SHORT PROBLEM
Extract every line that contains the word "pôdy".

[Source data]
>> begin

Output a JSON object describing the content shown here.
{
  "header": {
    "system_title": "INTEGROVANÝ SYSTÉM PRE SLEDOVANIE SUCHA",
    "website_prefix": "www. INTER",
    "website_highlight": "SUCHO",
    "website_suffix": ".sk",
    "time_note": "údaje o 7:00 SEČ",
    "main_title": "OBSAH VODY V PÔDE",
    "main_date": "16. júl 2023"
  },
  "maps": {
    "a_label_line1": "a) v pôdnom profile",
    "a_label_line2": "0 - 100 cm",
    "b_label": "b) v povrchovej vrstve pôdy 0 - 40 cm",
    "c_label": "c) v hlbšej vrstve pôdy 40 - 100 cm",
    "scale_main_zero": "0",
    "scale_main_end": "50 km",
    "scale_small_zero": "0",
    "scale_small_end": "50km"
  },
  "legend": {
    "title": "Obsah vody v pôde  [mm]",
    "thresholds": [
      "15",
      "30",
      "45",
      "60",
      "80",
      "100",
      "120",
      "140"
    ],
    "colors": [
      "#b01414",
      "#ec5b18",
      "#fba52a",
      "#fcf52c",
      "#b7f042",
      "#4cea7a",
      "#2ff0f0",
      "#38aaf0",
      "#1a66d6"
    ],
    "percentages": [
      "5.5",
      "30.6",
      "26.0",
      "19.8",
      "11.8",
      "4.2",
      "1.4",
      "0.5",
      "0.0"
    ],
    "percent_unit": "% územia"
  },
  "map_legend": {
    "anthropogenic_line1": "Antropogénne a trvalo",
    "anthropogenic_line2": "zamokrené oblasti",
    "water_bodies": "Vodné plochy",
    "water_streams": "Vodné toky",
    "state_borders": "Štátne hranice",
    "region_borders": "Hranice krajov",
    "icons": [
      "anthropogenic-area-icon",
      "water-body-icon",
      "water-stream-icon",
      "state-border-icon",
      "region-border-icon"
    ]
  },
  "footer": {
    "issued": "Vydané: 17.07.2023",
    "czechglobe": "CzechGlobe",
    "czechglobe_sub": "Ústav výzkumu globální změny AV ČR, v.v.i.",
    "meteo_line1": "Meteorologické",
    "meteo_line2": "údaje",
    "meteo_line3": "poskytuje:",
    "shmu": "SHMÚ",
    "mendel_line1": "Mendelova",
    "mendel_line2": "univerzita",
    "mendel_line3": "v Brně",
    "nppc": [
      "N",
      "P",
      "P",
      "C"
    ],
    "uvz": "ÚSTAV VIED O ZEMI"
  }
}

>> end

REPLY TO THE TASK
    "b_label": "b) v povrchovej vrstve pôdy 0 - 40 cm",
    "c_label": "c) v hlbšej vrstve pôdy 40 - 100 cm",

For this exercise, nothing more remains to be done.